What is needed:
Find all lines in the listing that include the word "efectivo", then copy them.

Records to process:
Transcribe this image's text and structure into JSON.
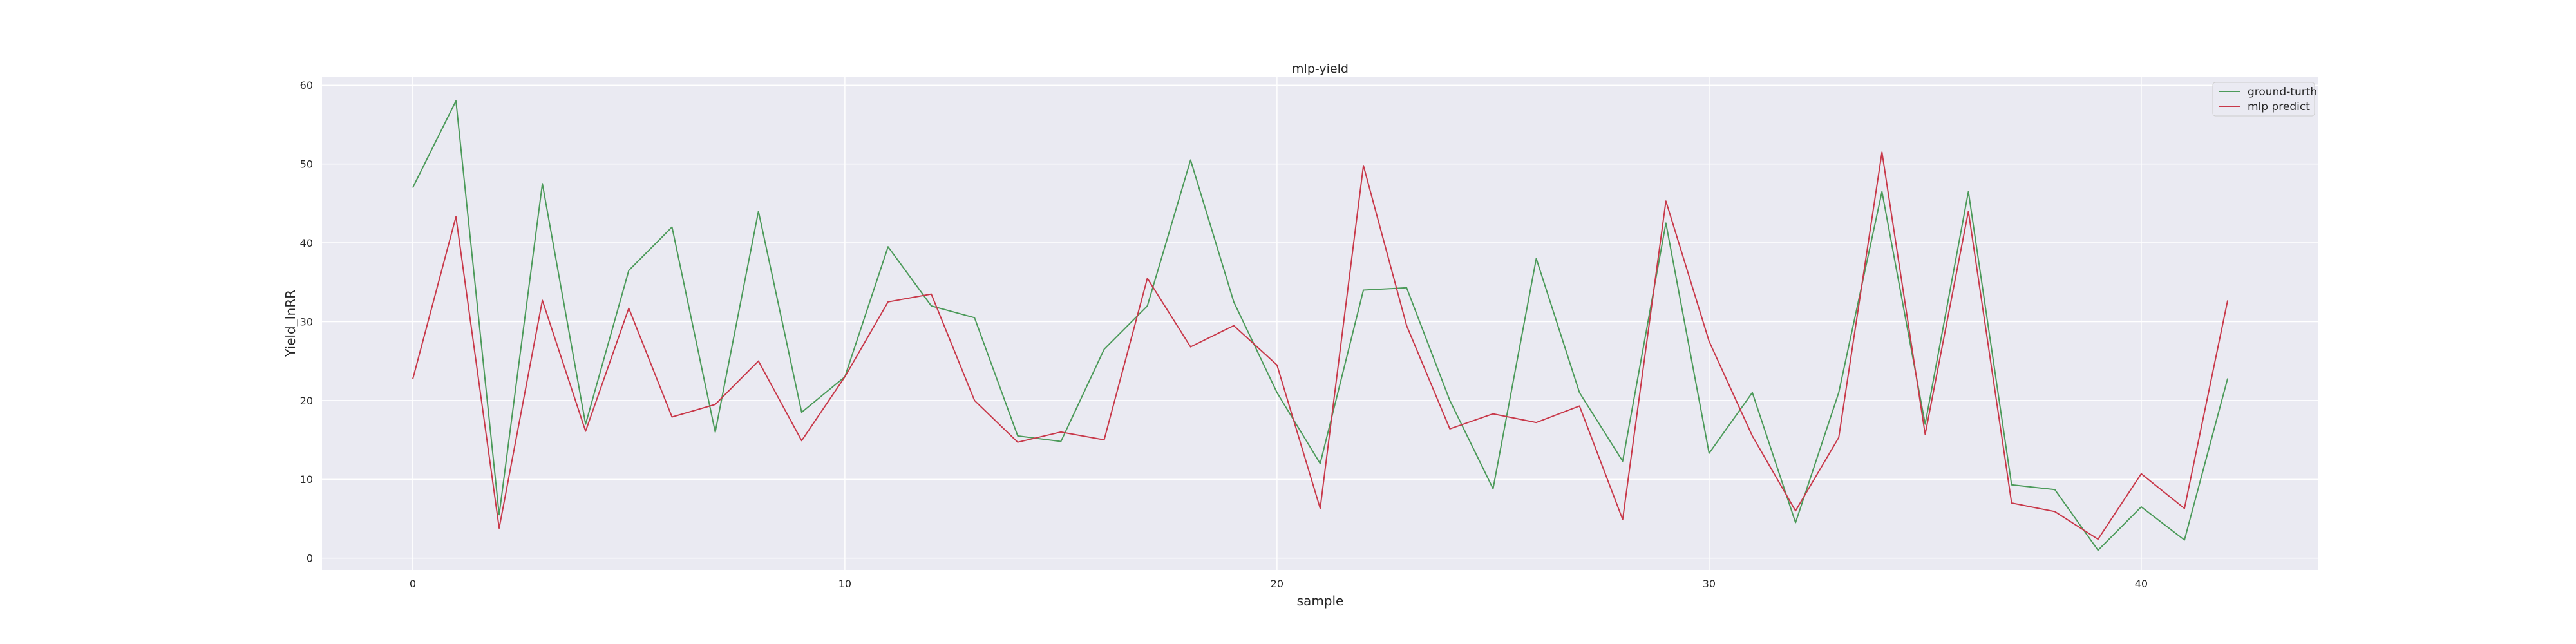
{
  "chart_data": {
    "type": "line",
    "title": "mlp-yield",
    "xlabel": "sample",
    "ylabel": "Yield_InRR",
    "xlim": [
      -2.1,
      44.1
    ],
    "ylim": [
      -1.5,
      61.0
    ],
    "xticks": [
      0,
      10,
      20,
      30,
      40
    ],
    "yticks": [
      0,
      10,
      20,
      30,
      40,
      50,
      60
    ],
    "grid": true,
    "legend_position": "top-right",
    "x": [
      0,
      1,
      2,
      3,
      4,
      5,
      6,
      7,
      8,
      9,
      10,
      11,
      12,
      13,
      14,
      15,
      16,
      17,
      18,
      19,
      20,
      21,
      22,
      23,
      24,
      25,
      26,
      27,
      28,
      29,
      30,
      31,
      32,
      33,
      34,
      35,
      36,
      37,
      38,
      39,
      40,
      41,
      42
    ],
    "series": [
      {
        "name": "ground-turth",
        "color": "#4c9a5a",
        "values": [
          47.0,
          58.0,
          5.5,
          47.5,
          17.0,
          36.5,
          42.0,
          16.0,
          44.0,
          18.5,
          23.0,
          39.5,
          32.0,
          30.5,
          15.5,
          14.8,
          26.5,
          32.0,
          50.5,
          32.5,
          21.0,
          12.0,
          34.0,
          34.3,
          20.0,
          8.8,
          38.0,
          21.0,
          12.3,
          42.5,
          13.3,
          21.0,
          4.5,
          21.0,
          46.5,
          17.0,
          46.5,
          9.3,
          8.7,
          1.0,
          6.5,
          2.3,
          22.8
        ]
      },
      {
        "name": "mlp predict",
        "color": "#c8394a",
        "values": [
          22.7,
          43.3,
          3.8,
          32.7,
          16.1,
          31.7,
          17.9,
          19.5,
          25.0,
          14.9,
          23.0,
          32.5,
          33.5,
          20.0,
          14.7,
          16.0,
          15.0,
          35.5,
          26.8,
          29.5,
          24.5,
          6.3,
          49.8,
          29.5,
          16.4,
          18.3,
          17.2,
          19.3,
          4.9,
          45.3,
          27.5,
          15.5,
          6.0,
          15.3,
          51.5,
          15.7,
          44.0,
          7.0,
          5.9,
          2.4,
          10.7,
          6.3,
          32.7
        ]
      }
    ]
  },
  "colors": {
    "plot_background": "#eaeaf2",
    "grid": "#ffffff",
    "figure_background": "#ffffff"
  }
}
...
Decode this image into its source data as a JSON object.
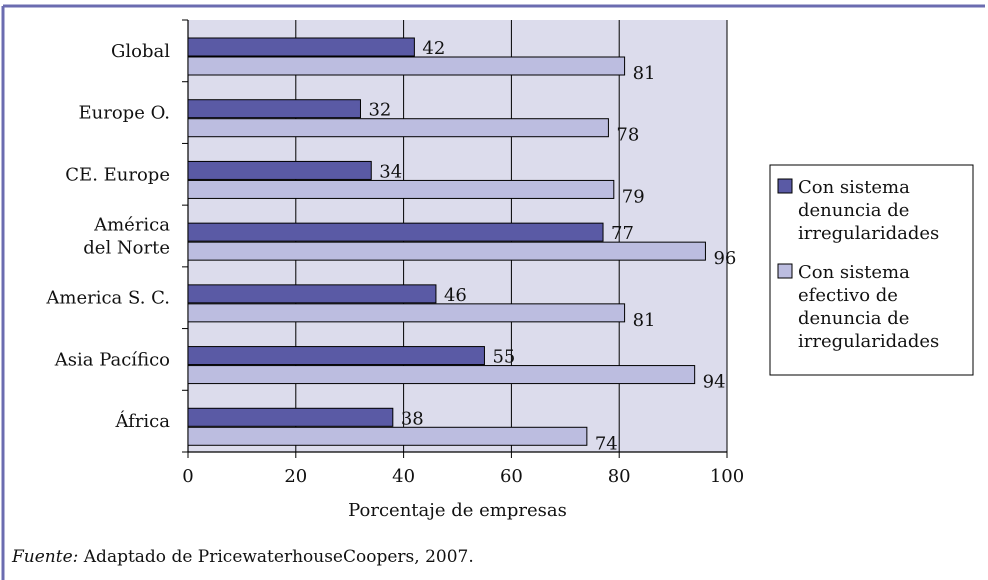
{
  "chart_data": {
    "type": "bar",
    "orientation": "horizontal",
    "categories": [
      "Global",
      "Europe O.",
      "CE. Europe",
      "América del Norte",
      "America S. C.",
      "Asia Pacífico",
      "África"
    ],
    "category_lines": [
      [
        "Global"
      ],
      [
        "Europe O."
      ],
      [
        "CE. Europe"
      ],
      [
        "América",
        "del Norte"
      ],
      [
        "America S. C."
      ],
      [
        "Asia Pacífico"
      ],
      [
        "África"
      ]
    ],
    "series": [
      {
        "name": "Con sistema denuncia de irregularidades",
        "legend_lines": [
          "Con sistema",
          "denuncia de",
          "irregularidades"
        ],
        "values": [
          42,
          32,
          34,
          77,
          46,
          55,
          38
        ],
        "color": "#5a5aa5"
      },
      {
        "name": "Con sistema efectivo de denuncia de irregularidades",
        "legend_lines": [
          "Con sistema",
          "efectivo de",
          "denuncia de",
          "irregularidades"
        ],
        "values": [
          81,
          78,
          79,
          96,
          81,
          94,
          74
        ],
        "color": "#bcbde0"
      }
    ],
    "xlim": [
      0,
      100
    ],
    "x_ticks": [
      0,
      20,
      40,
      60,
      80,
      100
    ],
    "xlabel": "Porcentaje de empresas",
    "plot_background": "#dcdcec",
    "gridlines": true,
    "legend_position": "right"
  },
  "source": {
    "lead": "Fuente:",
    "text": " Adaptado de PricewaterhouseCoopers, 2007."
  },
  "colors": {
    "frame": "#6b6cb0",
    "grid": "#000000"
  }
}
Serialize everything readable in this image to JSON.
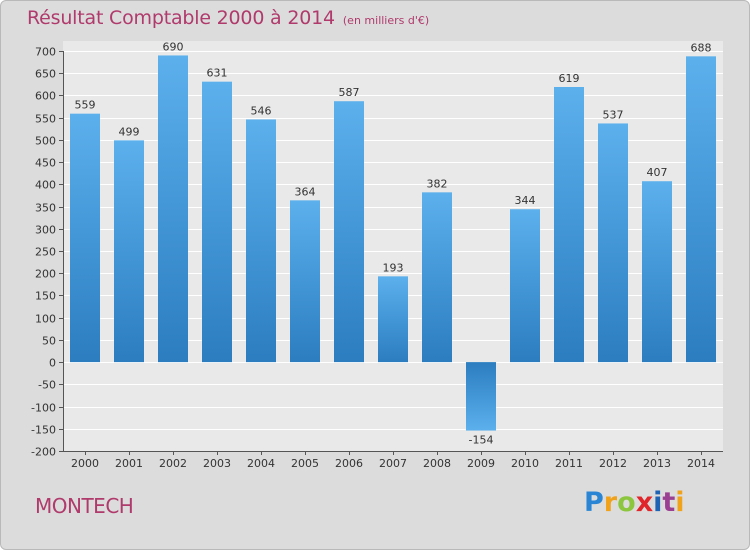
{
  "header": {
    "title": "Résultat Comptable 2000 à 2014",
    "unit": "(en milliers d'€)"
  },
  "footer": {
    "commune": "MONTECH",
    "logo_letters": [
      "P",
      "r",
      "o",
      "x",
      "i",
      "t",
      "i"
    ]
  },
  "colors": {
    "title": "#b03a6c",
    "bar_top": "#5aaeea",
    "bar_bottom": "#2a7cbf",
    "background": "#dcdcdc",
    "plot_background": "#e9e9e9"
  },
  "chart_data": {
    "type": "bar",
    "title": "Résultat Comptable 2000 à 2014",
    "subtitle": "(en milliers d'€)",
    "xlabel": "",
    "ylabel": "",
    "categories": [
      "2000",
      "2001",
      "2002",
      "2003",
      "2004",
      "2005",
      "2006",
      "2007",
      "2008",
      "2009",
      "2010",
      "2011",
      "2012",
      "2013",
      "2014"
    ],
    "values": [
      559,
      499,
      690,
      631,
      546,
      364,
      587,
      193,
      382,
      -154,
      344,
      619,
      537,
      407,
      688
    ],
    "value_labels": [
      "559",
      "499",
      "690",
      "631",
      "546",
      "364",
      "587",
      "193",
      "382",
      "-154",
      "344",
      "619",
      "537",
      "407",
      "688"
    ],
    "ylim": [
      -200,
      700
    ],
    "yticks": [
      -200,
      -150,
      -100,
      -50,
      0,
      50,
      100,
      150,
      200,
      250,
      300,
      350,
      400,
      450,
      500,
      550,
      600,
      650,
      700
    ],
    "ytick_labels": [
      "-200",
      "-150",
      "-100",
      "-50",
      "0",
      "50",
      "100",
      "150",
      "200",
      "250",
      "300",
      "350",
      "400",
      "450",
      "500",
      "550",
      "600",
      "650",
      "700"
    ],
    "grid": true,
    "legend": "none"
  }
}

Expected answer:
        "name": "Con sistema efectivo de denuncia de irregularidades",
          "efectivo de",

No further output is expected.